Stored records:
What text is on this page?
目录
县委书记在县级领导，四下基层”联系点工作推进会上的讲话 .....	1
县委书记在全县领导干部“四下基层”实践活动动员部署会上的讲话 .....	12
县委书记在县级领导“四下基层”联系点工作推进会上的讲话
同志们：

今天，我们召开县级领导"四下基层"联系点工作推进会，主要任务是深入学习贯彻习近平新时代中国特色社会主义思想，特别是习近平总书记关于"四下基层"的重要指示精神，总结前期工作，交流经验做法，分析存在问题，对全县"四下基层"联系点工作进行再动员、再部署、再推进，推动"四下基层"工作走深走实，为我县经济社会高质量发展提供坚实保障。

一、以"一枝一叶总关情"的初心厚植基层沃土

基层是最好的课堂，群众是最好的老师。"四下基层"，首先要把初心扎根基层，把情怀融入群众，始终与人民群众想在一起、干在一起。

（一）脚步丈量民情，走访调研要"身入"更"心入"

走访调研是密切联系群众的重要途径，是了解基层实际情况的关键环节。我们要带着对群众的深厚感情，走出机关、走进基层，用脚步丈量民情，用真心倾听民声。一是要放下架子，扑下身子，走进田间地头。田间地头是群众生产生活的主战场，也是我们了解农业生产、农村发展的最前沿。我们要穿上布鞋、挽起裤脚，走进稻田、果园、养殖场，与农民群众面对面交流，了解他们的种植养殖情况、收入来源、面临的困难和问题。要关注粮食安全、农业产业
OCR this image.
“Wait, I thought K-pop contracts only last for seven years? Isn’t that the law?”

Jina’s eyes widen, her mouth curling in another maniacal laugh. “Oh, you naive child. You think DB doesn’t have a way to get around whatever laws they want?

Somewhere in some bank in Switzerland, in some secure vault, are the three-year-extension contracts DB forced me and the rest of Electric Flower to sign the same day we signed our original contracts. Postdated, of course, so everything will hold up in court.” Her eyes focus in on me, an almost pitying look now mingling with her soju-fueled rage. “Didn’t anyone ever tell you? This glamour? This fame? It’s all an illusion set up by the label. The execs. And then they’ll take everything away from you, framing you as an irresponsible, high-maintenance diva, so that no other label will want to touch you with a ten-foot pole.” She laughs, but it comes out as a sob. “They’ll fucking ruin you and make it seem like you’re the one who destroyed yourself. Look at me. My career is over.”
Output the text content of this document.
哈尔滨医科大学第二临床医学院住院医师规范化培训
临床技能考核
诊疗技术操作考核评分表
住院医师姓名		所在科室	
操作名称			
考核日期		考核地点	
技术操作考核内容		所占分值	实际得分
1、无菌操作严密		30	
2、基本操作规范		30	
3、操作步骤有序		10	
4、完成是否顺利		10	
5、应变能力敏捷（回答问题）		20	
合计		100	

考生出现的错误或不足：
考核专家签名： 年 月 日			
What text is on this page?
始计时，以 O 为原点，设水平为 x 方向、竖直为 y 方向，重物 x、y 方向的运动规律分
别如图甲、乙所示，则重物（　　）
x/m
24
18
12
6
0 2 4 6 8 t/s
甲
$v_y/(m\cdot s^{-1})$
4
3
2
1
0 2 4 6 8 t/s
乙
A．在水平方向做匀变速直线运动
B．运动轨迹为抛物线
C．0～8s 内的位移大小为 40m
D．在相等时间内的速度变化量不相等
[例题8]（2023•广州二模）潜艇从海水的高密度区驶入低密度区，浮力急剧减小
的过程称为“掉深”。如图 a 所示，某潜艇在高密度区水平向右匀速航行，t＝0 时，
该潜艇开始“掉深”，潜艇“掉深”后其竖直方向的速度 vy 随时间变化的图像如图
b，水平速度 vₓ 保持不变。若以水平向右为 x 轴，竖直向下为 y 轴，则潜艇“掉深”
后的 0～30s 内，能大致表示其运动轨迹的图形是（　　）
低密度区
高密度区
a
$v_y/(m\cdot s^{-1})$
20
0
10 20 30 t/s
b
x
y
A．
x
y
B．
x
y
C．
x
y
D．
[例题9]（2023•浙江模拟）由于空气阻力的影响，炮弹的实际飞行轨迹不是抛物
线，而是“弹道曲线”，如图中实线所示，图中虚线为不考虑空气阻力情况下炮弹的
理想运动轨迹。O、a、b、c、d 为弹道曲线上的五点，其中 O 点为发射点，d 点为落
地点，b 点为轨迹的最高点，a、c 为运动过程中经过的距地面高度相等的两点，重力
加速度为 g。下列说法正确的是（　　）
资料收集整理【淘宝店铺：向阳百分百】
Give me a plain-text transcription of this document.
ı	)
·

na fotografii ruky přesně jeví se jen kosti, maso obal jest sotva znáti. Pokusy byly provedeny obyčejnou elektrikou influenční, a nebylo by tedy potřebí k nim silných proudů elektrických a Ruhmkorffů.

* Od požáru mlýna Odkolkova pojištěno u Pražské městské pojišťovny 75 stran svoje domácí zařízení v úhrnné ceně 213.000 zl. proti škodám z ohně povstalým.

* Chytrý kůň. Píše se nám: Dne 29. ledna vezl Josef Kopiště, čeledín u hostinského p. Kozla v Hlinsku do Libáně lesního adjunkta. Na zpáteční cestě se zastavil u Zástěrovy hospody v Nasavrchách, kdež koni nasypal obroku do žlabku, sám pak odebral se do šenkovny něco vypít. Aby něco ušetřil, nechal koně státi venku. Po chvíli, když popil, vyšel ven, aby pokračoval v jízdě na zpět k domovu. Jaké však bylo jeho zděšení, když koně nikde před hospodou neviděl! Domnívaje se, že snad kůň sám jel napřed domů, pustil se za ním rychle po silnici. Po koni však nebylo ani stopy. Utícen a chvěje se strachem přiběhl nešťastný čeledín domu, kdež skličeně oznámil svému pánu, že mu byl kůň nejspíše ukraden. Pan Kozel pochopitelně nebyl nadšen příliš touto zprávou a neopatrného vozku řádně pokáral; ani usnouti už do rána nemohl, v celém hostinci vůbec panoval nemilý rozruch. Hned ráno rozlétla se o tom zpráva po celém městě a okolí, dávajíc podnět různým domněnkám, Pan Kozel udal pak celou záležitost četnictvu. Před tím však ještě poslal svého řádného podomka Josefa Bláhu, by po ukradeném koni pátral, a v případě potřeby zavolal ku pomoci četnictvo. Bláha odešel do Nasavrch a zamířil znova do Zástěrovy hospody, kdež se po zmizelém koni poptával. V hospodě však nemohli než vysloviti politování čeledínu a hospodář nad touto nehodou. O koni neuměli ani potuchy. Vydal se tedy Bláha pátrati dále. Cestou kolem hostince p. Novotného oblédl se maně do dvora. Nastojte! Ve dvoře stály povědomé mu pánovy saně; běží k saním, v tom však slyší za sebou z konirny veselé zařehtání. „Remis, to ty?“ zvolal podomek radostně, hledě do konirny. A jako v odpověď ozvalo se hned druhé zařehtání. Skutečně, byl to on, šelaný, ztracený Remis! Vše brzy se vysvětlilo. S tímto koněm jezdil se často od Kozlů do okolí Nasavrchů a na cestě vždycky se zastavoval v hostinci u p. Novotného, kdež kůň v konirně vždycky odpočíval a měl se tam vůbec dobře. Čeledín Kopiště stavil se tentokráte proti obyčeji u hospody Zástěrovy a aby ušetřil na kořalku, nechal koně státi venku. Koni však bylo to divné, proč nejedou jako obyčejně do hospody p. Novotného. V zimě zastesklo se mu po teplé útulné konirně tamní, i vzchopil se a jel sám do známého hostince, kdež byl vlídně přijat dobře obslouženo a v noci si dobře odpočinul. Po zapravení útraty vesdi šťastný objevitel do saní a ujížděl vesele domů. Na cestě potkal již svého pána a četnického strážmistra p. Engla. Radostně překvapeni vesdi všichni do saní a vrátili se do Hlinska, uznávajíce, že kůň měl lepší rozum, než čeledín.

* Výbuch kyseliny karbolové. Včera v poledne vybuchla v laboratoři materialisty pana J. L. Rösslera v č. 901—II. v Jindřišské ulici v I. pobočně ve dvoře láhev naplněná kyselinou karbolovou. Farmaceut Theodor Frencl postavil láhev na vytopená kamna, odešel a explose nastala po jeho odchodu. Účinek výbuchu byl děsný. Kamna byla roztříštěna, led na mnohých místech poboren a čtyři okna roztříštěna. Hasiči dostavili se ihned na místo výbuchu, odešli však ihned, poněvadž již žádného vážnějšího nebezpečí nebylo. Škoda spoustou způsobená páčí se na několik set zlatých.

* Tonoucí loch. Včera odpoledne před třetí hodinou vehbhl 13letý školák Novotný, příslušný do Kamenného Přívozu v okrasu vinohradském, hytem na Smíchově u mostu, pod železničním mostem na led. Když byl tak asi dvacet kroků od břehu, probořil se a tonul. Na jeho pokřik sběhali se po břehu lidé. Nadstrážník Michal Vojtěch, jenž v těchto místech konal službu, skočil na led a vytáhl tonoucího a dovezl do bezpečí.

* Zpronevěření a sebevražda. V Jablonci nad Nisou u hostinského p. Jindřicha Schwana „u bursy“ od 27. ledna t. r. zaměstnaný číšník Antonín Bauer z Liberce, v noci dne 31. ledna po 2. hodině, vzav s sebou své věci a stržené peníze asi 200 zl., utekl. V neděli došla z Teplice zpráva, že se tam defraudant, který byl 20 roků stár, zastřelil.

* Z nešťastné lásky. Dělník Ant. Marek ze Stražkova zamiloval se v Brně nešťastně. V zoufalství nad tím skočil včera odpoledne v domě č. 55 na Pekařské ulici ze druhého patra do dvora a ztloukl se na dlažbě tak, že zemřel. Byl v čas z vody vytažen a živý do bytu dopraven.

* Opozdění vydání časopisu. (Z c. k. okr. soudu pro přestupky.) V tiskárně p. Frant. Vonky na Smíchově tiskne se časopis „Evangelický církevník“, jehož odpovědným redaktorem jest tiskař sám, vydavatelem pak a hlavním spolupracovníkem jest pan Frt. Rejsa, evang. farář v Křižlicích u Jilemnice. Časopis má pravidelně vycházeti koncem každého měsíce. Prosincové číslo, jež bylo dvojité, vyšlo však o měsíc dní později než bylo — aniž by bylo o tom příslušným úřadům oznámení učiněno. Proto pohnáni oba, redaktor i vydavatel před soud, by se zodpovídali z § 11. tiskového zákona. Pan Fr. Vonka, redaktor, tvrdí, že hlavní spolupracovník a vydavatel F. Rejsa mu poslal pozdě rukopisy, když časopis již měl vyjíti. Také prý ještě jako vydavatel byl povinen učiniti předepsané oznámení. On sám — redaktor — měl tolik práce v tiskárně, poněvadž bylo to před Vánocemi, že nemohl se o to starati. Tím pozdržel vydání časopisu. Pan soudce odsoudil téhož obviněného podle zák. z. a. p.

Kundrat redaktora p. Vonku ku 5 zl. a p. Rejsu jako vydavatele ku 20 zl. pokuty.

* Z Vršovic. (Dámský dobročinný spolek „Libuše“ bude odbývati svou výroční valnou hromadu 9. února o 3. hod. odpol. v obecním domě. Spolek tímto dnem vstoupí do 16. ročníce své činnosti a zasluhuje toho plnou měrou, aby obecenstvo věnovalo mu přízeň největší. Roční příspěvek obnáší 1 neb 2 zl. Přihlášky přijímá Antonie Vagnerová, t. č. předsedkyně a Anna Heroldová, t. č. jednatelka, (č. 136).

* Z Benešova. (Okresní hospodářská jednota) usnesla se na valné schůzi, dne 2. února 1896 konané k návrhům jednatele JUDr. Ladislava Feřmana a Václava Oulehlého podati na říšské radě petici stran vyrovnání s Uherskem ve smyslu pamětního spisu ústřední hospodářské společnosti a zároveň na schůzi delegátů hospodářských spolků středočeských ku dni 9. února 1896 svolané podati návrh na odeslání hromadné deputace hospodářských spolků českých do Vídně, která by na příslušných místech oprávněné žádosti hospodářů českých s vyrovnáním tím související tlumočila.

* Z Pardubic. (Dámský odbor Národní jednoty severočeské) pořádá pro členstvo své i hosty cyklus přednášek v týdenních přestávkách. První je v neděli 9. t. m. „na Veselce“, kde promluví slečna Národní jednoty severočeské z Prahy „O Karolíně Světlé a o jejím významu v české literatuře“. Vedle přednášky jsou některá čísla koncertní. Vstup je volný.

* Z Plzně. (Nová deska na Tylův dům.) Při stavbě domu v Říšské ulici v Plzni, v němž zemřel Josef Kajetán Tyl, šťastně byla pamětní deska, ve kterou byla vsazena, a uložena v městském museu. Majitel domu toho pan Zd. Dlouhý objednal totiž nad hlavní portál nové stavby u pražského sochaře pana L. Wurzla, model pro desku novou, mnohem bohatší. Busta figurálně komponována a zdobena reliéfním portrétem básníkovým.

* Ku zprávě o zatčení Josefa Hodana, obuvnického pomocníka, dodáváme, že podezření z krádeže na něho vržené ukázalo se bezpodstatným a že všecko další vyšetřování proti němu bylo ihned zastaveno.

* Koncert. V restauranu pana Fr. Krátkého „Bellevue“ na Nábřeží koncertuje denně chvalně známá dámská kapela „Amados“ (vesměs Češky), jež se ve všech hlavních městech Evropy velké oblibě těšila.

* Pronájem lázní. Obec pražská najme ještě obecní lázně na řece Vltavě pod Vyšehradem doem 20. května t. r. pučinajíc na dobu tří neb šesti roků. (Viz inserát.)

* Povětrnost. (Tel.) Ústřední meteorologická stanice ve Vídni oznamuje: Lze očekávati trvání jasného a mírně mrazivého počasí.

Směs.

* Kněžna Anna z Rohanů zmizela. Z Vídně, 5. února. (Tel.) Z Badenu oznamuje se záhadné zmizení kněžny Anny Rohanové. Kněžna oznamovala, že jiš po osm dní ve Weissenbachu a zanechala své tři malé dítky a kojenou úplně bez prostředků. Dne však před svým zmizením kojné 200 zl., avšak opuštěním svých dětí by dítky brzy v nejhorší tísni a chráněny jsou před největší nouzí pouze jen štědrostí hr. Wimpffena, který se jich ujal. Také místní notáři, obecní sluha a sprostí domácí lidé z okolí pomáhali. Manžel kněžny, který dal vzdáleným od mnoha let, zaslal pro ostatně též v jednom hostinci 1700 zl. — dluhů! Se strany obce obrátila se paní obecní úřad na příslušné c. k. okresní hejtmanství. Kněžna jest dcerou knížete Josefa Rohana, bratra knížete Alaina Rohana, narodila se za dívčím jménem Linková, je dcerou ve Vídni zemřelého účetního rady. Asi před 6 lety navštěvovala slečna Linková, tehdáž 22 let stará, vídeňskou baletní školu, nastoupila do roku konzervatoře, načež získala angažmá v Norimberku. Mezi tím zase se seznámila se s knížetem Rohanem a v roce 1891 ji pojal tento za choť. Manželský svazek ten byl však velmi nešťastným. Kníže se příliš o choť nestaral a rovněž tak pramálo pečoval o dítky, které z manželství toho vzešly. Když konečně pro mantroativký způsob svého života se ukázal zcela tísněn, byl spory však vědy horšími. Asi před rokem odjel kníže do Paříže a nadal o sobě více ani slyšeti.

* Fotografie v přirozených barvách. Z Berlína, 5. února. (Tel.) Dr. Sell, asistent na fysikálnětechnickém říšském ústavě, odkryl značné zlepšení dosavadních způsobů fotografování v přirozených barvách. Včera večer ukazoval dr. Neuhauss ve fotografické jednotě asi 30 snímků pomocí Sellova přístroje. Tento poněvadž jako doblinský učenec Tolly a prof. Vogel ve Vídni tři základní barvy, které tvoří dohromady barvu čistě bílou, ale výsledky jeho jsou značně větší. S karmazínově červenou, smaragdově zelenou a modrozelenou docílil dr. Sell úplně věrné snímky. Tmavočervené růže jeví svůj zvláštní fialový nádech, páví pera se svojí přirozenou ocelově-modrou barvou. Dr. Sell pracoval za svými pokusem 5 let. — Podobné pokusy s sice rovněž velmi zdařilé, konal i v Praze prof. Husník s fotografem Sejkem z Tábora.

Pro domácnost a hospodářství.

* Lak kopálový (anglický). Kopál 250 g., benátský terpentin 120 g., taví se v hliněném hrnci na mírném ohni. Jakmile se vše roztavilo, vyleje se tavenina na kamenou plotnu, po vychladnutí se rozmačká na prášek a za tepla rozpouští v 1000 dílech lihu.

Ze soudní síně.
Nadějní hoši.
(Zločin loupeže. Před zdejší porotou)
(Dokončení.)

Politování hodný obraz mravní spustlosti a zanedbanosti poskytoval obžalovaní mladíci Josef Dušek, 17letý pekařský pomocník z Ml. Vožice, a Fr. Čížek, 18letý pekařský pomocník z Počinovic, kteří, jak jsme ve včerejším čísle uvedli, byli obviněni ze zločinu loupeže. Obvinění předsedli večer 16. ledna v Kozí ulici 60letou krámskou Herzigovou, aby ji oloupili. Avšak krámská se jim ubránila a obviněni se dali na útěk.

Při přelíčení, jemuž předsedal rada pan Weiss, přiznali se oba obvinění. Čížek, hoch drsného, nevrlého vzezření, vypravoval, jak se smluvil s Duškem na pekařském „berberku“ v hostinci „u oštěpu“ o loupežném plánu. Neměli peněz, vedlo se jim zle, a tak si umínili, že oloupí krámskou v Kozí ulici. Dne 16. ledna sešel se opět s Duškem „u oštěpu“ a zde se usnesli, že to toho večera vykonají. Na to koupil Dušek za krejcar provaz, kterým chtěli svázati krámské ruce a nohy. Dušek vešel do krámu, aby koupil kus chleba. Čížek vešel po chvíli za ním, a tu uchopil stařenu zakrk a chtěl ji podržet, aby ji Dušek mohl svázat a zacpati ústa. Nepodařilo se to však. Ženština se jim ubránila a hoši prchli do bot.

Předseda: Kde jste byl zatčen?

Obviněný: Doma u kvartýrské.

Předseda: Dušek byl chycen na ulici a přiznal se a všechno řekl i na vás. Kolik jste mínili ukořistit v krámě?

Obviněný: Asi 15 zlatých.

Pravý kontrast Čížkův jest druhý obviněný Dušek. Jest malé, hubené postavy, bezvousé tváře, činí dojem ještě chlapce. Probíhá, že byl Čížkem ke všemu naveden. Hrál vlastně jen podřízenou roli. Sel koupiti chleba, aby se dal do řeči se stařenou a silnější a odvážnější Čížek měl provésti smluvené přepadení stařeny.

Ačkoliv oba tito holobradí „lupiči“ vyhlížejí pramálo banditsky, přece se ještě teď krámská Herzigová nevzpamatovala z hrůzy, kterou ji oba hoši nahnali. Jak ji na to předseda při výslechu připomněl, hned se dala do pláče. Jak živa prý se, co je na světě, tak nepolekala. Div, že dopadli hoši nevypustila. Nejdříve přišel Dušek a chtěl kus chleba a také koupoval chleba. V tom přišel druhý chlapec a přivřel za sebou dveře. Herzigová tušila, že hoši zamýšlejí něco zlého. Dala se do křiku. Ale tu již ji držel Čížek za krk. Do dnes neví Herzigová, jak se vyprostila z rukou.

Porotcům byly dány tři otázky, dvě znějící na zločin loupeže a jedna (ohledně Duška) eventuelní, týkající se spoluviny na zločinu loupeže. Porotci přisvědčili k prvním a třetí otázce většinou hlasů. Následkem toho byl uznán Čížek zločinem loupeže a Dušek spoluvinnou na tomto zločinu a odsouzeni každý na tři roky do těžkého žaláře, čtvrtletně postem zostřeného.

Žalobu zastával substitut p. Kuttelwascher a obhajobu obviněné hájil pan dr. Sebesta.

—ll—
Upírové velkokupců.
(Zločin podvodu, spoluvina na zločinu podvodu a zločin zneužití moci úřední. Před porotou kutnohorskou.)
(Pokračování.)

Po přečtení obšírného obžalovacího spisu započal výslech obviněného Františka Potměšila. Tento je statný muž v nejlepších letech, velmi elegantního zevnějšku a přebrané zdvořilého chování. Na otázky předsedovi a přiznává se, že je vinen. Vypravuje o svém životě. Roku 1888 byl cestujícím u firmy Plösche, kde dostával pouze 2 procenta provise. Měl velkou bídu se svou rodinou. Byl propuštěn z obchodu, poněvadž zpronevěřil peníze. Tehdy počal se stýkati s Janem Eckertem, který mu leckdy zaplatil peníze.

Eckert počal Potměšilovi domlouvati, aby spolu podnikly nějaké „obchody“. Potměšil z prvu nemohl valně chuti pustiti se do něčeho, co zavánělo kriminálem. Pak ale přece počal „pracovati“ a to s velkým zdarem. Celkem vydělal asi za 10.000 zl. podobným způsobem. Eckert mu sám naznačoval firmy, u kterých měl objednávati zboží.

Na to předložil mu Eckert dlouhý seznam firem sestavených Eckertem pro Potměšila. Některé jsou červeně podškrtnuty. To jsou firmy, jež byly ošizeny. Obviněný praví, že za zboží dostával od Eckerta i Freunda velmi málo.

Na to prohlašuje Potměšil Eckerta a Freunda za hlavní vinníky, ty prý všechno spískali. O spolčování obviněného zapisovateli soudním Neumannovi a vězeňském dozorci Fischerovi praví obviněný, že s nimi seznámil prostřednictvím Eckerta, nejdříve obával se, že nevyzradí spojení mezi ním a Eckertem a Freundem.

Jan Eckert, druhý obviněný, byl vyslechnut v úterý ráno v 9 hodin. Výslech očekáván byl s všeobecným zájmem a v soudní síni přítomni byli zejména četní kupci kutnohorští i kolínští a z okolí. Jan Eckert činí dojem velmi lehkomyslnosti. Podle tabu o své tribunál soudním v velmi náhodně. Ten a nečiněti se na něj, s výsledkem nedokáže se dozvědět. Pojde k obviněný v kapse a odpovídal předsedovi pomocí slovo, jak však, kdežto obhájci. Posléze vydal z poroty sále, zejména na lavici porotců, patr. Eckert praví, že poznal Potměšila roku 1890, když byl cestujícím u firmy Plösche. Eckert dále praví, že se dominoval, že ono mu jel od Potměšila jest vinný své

• Set task:
Tally up the lines in the records containing the word "text", then give the count and nothing else.

• Answer in full:
4